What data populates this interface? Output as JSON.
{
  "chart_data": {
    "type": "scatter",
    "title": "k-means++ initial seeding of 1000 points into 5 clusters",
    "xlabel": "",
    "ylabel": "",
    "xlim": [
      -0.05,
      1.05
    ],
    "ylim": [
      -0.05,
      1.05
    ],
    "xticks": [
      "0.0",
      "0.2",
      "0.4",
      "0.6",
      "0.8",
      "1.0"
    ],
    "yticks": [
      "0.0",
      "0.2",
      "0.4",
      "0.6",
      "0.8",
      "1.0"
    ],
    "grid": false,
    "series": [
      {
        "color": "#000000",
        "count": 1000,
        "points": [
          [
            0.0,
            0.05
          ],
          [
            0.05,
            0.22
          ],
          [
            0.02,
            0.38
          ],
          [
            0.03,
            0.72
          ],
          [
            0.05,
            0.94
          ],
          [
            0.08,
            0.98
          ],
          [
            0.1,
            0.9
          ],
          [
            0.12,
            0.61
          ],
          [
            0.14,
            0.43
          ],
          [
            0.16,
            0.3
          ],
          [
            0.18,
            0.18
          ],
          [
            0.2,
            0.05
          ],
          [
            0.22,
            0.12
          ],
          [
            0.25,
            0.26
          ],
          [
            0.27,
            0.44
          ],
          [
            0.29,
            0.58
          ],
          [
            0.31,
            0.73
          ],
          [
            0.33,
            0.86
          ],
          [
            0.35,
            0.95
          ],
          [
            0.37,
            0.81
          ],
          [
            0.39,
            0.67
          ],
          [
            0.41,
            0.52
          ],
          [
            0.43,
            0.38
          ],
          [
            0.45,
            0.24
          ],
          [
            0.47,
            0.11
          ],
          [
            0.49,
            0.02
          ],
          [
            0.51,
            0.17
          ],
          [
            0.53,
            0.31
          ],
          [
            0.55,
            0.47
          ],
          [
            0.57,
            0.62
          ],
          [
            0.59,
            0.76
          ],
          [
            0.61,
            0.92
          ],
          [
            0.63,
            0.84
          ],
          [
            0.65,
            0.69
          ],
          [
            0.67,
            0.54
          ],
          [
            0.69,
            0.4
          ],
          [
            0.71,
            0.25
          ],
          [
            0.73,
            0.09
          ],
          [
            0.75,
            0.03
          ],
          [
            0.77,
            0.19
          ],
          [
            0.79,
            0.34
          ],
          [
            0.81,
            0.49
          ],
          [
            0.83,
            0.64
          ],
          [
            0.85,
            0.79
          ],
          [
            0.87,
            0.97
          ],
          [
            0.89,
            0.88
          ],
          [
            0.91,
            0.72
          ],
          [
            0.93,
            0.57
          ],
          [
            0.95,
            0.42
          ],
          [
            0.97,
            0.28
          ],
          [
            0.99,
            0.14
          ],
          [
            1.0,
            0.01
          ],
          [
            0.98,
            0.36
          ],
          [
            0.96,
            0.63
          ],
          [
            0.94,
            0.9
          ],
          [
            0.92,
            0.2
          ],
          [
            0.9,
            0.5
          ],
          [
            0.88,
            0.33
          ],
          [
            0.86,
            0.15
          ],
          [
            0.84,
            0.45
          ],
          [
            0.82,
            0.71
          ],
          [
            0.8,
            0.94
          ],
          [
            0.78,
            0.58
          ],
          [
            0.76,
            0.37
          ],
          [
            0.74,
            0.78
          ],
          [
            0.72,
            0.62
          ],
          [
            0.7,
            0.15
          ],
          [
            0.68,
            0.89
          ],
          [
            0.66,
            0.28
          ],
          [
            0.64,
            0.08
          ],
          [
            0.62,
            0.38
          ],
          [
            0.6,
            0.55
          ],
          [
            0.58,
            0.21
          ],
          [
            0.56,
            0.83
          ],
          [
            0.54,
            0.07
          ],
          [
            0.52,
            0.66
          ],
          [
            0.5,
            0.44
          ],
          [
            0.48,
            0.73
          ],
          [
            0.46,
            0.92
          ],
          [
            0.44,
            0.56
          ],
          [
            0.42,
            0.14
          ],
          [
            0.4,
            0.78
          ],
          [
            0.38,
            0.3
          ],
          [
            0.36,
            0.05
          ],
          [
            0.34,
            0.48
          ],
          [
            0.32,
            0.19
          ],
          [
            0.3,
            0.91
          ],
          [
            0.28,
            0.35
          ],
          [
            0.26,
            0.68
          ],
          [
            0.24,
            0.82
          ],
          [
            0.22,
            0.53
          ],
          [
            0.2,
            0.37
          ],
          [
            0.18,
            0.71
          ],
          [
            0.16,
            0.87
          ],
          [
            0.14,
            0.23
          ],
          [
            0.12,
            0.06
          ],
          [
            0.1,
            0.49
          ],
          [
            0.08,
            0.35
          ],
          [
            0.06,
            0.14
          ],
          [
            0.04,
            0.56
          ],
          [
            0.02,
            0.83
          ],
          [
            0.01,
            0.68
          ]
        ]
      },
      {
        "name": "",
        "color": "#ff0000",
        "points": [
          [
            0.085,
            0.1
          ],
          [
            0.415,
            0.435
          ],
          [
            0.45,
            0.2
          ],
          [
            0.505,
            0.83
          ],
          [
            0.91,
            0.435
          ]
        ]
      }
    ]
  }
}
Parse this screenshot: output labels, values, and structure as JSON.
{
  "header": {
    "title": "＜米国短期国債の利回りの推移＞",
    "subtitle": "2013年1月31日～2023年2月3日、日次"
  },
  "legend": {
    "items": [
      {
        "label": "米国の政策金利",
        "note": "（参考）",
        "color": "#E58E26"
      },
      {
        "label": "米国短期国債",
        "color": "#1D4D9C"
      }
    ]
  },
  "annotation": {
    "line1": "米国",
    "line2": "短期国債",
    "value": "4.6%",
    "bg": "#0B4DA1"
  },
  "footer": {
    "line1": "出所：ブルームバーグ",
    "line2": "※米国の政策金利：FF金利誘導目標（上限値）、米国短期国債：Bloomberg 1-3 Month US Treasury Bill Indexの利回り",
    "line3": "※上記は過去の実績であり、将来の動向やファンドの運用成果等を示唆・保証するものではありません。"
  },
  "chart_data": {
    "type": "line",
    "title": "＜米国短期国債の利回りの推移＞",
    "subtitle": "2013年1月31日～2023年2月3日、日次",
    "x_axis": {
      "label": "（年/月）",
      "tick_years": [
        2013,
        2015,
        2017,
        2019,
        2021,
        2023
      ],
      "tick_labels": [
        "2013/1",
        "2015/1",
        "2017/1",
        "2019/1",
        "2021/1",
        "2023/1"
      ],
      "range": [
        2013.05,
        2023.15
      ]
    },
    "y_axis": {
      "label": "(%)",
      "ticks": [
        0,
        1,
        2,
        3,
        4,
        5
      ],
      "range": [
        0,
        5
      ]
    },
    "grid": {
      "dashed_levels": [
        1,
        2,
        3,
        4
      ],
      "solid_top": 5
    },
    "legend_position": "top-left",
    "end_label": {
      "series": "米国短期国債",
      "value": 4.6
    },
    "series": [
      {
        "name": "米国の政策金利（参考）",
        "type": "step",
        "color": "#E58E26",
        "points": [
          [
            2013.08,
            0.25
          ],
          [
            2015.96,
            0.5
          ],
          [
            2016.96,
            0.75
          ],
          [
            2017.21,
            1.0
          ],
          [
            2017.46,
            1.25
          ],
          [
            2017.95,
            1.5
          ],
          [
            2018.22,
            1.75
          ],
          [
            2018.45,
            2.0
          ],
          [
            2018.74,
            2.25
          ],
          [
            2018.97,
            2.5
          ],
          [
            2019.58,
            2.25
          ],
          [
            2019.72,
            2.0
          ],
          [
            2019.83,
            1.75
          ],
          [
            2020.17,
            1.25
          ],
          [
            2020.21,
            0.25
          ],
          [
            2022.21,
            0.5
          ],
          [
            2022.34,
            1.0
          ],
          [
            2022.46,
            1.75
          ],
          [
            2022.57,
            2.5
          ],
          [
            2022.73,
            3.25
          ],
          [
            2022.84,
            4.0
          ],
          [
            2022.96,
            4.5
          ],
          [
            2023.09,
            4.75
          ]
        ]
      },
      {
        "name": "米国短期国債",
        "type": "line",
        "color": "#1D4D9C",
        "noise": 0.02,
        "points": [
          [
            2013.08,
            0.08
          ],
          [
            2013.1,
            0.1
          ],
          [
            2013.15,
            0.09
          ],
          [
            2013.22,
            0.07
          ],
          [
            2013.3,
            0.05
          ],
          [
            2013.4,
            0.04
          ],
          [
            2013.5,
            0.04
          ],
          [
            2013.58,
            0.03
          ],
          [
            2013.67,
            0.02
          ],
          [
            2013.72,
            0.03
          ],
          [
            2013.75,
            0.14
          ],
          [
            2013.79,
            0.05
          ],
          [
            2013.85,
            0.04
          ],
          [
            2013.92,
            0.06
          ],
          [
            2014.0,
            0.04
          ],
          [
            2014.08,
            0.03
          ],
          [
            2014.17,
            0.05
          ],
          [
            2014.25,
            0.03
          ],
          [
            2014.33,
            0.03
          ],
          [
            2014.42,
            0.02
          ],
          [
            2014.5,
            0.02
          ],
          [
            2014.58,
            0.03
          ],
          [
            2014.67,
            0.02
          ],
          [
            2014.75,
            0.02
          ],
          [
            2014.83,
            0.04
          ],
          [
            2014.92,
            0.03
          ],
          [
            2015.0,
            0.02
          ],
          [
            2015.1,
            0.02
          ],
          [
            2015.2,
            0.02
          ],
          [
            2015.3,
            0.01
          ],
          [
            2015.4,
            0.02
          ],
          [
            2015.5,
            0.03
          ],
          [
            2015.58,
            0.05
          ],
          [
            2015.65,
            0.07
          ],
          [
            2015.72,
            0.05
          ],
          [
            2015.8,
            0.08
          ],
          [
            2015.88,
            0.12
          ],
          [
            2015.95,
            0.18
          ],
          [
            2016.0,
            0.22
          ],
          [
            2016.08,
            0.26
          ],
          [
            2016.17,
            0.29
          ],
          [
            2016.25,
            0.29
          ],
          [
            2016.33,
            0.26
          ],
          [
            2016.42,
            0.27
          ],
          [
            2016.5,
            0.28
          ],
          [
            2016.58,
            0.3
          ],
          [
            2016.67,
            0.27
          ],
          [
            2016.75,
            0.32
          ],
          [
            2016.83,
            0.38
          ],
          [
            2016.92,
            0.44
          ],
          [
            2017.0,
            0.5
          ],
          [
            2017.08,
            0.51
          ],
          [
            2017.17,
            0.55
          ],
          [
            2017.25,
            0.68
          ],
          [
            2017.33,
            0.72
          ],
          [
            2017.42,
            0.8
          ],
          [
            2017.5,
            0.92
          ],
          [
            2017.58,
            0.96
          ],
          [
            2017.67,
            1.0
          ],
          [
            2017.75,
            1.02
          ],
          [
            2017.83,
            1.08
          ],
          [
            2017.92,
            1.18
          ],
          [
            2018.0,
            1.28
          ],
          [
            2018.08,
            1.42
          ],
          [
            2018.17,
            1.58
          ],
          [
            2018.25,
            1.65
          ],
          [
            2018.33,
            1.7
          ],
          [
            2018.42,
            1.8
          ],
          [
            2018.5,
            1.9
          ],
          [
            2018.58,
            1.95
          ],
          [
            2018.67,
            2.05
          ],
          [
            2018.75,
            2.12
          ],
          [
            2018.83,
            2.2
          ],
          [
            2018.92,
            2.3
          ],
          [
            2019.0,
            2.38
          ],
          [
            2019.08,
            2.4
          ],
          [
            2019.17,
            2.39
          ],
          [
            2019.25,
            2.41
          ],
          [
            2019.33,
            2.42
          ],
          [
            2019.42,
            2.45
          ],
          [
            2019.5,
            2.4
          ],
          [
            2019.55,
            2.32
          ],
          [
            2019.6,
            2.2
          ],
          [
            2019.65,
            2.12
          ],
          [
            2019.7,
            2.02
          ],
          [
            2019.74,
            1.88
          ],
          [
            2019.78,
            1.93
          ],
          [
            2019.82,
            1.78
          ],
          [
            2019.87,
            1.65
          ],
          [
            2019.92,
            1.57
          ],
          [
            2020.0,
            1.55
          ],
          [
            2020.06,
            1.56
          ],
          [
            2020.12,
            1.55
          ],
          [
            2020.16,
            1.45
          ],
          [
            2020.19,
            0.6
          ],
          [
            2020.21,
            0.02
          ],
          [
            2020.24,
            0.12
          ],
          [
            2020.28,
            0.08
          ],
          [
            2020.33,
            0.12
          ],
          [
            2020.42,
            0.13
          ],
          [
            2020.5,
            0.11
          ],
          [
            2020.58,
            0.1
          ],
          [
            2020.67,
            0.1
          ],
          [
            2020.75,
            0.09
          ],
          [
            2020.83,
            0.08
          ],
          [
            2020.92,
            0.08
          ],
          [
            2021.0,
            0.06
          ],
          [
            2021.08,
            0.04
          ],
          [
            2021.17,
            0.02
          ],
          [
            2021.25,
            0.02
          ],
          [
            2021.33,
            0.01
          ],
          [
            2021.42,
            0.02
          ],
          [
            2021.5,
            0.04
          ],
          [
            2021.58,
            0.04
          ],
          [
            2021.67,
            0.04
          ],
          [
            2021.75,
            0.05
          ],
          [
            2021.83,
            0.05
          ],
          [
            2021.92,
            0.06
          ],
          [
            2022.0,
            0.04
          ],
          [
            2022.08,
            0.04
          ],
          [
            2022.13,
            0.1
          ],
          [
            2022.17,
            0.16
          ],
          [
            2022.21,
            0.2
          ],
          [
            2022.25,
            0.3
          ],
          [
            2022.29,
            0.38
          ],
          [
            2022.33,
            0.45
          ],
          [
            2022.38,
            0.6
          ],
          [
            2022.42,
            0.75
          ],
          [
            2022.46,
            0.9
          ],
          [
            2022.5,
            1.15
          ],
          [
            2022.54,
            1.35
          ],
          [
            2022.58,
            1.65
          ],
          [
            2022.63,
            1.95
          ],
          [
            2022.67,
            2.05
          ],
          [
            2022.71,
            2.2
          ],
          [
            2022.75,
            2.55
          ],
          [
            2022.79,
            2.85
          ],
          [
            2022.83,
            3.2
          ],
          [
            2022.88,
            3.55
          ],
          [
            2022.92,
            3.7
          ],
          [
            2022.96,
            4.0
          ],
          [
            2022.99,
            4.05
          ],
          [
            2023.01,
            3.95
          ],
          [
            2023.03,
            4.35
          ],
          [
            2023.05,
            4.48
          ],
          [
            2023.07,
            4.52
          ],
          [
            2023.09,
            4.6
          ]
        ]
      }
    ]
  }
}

* * * *

# Task objective:
Which lines contain the word "JSON"? Return each of them.

# Written solution:
What data populates this interface? Output as JSON.
Parse this screenshot: output labels, values, and structure as JSON.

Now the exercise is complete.